[Dataset rows]
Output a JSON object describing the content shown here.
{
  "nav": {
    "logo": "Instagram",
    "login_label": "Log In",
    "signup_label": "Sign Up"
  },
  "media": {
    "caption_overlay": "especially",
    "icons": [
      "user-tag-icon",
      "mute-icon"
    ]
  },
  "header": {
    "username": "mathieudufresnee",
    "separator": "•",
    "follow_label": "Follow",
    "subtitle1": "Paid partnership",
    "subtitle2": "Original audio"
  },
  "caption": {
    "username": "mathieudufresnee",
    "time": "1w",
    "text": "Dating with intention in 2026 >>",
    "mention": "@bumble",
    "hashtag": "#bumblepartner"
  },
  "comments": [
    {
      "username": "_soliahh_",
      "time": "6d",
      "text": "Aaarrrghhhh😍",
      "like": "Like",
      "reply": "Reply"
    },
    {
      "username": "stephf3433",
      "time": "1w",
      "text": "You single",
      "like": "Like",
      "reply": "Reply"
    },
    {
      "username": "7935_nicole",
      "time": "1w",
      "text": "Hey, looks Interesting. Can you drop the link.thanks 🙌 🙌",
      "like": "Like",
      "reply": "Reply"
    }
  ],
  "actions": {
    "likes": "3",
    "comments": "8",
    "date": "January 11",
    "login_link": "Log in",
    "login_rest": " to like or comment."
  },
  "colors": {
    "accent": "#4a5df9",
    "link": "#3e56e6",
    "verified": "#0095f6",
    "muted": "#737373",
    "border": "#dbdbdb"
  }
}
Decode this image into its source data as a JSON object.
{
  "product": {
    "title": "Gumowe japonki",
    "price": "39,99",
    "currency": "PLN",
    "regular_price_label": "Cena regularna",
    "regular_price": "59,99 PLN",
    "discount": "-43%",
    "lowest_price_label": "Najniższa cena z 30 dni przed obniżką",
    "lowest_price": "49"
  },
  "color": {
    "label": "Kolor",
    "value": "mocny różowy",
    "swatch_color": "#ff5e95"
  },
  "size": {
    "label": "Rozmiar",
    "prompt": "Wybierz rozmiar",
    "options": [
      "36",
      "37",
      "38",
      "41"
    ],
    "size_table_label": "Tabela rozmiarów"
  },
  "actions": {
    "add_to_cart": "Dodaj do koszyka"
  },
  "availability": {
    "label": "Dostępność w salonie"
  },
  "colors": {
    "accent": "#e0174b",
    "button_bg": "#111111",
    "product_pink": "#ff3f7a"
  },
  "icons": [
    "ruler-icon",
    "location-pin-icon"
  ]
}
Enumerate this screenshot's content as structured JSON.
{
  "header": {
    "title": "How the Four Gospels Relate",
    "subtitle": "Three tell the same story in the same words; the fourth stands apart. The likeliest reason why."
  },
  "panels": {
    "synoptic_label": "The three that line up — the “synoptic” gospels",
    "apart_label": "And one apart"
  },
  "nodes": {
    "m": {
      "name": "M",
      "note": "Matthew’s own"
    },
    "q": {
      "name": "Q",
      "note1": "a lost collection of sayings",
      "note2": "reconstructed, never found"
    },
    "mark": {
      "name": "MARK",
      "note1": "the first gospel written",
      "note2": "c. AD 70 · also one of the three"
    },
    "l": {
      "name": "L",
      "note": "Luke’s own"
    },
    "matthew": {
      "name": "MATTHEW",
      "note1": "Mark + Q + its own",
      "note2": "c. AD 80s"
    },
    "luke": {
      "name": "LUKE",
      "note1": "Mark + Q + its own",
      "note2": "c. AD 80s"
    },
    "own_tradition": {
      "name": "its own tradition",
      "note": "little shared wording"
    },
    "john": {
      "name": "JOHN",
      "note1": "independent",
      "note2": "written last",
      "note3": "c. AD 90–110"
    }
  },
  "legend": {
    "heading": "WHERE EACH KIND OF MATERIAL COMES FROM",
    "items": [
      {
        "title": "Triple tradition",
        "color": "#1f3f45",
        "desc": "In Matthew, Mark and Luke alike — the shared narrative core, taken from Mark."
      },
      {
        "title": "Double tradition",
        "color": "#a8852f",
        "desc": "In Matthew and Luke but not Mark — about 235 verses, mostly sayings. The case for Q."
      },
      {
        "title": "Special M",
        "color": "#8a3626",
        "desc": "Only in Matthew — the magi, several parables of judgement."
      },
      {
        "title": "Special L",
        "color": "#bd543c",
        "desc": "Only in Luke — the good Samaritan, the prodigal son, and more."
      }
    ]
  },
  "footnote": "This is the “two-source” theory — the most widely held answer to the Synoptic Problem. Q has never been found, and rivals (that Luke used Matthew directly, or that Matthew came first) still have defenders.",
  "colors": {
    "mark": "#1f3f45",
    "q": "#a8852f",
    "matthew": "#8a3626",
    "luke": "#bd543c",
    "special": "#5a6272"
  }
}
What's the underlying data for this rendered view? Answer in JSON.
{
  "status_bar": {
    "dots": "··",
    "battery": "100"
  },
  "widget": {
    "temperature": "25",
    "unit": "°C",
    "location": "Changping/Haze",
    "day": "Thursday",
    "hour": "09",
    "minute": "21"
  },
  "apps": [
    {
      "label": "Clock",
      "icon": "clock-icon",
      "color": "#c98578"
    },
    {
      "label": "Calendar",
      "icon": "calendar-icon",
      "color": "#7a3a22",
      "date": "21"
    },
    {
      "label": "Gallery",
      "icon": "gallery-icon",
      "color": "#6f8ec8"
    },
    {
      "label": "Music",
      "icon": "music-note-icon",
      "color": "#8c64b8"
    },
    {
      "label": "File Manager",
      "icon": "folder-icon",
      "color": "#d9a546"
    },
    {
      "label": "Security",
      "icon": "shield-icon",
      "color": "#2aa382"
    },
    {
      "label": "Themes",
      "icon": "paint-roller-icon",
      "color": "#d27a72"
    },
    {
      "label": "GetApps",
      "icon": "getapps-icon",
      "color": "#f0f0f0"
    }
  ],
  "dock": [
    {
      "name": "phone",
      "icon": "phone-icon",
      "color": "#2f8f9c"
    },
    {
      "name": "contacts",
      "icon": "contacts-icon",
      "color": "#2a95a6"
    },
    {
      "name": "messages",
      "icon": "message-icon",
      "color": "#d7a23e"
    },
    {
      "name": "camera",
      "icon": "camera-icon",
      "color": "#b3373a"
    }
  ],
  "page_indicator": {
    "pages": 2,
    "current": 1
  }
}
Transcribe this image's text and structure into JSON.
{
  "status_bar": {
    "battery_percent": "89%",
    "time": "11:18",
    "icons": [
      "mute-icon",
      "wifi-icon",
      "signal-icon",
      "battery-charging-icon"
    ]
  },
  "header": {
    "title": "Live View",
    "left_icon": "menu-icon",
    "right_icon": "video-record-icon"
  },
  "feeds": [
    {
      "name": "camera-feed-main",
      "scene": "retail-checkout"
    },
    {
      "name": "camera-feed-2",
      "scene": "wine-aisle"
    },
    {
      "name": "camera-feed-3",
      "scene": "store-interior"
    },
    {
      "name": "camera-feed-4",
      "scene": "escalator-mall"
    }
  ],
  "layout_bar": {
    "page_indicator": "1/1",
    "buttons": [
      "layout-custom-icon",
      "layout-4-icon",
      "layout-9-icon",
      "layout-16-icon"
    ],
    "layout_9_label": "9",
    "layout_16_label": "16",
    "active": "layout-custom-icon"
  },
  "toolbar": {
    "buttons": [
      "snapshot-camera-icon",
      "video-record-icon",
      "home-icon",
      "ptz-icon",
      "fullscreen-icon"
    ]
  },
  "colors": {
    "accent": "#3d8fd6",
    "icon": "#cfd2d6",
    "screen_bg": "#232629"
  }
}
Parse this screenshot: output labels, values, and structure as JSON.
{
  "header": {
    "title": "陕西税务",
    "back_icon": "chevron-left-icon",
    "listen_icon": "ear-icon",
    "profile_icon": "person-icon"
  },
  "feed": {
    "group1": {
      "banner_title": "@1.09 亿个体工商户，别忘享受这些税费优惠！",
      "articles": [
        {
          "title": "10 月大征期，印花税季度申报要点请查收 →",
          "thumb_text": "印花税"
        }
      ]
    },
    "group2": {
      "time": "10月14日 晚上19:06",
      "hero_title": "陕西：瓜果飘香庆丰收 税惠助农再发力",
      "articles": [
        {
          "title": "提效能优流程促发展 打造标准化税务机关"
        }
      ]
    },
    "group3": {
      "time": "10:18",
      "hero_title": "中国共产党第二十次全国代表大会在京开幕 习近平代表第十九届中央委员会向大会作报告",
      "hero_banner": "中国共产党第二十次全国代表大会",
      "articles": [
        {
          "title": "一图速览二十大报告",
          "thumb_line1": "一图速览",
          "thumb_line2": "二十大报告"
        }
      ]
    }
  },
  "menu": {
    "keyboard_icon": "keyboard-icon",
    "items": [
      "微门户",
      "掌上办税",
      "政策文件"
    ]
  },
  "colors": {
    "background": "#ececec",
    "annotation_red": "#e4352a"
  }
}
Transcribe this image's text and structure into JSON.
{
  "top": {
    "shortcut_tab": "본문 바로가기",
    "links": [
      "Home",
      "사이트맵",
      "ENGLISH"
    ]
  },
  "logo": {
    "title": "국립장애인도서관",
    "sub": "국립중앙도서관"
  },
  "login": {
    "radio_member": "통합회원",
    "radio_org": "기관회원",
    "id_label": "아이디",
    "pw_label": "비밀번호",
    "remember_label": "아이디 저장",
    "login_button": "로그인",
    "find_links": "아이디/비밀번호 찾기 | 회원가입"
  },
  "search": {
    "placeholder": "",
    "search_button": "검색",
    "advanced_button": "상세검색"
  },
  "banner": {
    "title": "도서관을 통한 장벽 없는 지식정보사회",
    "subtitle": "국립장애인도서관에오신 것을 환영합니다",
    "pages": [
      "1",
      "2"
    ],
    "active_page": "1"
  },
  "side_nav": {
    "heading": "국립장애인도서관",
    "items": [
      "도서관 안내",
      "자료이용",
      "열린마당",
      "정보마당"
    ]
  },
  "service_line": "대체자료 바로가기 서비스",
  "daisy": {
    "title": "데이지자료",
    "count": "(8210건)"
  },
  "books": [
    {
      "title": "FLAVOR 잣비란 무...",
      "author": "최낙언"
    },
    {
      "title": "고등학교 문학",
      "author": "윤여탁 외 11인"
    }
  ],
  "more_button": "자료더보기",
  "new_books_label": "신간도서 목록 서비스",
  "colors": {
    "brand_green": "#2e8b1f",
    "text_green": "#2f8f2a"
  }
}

§ Aim of the exercise: Scan the lines above for "바로가기", then copy every one that has it.

§ Complete answer:
    "shortcut_tab": "본문 바로가기",
  "service_line": "대체자료 바로가기 서비스",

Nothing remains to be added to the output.